** start TASK INPUTS **

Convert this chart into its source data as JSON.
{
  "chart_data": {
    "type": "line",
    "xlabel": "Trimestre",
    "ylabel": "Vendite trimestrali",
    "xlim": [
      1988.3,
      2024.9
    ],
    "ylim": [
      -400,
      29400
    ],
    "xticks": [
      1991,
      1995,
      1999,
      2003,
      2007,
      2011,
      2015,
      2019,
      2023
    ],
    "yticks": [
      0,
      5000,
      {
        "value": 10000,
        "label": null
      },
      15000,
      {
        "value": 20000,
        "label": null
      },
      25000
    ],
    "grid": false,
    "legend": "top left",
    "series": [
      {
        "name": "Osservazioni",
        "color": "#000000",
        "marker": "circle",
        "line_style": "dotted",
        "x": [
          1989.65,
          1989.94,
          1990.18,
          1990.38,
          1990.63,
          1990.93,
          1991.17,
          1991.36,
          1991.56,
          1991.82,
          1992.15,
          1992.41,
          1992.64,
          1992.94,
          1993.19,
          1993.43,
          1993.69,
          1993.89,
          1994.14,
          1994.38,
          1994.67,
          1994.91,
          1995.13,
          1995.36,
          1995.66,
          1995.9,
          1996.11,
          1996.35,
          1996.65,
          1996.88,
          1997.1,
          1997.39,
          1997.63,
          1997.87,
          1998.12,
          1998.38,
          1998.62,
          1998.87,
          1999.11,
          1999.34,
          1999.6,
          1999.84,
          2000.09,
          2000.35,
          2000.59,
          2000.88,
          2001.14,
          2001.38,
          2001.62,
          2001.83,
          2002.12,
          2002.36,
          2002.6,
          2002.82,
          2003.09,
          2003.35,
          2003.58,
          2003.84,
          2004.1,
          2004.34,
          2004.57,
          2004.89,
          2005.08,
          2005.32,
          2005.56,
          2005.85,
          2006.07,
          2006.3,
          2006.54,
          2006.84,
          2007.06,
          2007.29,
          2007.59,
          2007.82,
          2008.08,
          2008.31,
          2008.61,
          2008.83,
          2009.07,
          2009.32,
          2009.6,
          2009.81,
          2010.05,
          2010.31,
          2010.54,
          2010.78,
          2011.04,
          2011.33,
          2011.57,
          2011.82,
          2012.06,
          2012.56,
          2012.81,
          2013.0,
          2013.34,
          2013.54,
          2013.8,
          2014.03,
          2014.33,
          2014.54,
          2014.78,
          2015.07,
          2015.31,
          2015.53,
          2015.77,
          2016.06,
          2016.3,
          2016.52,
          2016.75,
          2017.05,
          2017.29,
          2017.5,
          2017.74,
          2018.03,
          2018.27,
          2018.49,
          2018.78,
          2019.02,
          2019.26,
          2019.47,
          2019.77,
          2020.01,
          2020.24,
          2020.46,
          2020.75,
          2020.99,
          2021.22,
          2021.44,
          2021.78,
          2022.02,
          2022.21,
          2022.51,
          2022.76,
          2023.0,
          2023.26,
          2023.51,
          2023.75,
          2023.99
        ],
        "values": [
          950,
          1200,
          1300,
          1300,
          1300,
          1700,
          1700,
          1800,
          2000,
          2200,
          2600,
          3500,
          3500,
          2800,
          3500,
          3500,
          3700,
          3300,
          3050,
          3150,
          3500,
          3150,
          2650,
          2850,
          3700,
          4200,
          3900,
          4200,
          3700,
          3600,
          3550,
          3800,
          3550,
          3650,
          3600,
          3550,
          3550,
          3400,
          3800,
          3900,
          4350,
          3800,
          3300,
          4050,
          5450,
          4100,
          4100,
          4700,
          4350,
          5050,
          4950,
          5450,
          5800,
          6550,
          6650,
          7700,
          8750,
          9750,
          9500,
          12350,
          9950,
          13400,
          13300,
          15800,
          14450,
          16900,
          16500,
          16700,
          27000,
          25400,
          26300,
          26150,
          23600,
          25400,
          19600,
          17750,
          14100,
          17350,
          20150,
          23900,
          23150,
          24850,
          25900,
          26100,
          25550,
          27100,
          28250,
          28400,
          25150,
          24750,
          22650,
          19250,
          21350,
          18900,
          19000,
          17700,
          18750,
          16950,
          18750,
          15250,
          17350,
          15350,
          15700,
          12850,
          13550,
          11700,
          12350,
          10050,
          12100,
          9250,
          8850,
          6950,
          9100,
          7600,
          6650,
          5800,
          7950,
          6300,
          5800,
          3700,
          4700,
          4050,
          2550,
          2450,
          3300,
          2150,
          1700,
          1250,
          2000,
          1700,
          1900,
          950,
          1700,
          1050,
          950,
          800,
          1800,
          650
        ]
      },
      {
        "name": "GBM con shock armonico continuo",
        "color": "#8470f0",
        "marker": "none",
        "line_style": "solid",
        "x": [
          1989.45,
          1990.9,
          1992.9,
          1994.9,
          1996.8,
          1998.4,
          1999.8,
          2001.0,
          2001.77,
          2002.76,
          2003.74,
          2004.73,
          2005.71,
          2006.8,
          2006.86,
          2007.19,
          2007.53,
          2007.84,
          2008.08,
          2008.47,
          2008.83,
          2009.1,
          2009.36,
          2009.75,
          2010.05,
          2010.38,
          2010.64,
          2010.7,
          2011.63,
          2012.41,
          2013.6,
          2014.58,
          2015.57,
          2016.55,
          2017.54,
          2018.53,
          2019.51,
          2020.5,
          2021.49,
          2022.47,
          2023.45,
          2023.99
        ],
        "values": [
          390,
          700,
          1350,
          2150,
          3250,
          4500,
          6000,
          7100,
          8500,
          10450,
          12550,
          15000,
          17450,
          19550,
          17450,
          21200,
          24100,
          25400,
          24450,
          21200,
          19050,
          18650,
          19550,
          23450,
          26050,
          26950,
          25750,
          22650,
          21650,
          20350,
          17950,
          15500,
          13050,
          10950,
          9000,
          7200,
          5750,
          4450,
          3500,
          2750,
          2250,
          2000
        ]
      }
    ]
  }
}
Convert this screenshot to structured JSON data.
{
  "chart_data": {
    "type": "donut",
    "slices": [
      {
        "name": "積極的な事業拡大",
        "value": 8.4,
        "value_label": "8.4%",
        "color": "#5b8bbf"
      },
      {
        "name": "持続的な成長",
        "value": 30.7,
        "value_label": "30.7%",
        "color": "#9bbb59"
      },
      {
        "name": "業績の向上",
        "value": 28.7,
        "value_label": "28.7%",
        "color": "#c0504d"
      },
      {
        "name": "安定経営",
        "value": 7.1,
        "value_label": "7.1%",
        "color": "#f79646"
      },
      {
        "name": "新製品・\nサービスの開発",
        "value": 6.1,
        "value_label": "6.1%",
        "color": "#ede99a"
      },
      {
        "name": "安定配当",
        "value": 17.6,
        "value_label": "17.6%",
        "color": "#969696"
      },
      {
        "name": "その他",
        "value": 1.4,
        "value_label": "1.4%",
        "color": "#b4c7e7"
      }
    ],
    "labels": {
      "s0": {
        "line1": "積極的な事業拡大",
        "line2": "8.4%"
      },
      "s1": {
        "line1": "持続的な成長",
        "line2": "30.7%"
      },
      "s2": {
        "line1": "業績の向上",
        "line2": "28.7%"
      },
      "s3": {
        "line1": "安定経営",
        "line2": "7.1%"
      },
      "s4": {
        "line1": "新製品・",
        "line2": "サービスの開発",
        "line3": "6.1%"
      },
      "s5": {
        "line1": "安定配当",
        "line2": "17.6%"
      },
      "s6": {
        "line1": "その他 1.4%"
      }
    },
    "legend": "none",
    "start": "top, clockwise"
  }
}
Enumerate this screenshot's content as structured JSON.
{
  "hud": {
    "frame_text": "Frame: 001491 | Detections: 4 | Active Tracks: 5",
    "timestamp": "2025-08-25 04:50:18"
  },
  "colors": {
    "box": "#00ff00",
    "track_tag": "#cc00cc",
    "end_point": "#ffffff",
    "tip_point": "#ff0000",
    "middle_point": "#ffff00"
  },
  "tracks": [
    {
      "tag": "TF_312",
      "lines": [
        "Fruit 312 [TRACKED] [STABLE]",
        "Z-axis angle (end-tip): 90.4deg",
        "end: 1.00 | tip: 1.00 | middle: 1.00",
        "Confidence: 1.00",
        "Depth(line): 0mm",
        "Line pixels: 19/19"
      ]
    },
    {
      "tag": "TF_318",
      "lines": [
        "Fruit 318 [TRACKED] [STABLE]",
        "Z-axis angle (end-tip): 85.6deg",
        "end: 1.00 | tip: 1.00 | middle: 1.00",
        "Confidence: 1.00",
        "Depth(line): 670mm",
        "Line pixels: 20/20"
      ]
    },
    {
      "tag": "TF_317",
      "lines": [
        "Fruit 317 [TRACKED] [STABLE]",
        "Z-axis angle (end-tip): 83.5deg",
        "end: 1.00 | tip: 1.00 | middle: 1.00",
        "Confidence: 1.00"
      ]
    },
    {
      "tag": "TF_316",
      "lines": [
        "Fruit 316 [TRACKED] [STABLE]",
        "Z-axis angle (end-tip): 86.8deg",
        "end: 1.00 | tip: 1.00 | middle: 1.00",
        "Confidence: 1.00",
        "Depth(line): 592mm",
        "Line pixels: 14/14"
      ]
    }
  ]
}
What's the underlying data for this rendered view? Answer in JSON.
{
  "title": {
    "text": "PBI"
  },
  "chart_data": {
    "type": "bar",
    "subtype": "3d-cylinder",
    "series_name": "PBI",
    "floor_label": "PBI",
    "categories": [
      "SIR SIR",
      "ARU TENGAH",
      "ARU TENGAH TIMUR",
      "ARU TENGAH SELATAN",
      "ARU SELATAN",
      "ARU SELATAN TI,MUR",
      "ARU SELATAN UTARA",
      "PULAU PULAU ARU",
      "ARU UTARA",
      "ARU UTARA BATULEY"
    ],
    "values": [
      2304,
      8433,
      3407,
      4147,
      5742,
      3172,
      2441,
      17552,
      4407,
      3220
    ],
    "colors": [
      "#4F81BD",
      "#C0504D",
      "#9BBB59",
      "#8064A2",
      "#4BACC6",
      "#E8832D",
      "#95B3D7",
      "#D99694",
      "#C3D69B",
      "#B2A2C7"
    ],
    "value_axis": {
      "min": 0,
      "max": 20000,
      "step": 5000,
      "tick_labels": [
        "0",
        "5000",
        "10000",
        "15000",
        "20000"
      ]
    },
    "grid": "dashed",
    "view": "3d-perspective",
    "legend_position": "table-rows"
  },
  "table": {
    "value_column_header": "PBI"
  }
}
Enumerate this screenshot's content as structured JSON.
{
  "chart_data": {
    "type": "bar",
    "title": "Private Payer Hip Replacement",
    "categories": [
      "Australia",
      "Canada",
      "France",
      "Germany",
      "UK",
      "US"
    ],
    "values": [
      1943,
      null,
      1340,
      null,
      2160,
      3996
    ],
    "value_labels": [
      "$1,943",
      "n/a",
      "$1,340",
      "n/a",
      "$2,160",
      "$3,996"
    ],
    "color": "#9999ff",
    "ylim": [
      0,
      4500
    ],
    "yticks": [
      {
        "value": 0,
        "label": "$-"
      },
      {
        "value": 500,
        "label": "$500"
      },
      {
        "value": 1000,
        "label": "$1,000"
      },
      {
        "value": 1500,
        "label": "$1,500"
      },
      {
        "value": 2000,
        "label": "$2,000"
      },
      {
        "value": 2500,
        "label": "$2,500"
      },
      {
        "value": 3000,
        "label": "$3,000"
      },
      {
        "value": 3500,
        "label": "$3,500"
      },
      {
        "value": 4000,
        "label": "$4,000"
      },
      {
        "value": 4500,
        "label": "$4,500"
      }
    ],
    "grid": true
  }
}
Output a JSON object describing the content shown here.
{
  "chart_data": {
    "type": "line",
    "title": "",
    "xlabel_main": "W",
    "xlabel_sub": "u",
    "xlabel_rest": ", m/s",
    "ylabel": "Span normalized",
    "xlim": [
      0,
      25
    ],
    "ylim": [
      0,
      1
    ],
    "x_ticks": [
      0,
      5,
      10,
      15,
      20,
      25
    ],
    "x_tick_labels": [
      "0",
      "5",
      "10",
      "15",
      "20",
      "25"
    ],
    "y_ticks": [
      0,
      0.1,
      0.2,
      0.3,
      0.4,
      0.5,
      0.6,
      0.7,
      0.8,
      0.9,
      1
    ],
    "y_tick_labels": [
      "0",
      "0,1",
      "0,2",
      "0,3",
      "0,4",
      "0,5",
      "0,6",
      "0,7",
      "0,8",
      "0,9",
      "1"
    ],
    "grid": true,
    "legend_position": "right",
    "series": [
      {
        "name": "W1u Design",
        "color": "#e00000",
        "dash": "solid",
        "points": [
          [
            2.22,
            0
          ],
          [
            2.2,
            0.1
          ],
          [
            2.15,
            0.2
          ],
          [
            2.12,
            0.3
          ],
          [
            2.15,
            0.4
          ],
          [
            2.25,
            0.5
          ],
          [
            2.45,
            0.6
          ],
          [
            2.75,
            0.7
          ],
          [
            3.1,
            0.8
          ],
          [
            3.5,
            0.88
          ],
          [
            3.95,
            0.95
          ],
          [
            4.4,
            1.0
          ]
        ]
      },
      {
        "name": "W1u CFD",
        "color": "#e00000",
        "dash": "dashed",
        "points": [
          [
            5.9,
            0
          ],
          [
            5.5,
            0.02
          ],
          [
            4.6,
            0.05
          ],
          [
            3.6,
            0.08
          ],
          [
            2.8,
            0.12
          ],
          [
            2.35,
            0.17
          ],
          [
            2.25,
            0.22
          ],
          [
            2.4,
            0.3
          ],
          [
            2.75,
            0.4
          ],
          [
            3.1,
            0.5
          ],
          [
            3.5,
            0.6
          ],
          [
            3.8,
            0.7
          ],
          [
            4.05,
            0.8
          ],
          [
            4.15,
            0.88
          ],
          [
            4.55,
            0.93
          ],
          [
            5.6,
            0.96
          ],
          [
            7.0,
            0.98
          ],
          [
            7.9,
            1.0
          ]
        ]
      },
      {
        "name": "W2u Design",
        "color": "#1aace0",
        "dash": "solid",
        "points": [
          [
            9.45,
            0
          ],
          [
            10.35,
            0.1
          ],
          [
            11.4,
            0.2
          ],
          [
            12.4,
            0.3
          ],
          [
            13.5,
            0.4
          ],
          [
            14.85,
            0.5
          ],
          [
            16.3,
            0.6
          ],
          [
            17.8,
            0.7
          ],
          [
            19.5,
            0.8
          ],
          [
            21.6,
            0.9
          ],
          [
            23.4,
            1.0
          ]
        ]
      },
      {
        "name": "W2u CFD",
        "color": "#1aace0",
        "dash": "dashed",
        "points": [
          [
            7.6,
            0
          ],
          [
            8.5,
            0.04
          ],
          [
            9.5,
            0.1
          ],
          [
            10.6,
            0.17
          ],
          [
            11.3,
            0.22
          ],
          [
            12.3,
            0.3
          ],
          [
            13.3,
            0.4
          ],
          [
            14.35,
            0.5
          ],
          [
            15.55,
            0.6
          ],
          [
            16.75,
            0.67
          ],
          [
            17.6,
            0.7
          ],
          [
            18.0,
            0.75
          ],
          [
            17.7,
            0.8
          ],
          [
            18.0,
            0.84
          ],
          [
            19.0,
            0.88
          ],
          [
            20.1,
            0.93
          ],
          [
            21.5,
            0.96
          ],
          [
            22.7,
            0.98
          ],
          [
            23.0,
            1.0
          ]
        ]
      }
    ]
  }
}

** end TASK INPUTS **

▸ **OBJECTIVE**
From the listing above, copy all lines holding the word "TRACKED".

▸ **FULL ANSWER**
        "Fruit 312 [TRACKED] [STABLE]",
        "Fruit 318 [TRACKED] [STABLE]",
        "Fruit 317 [TRACKED] [STABLE]",
        "Fruit 316 [TRACKED] [STABLE]",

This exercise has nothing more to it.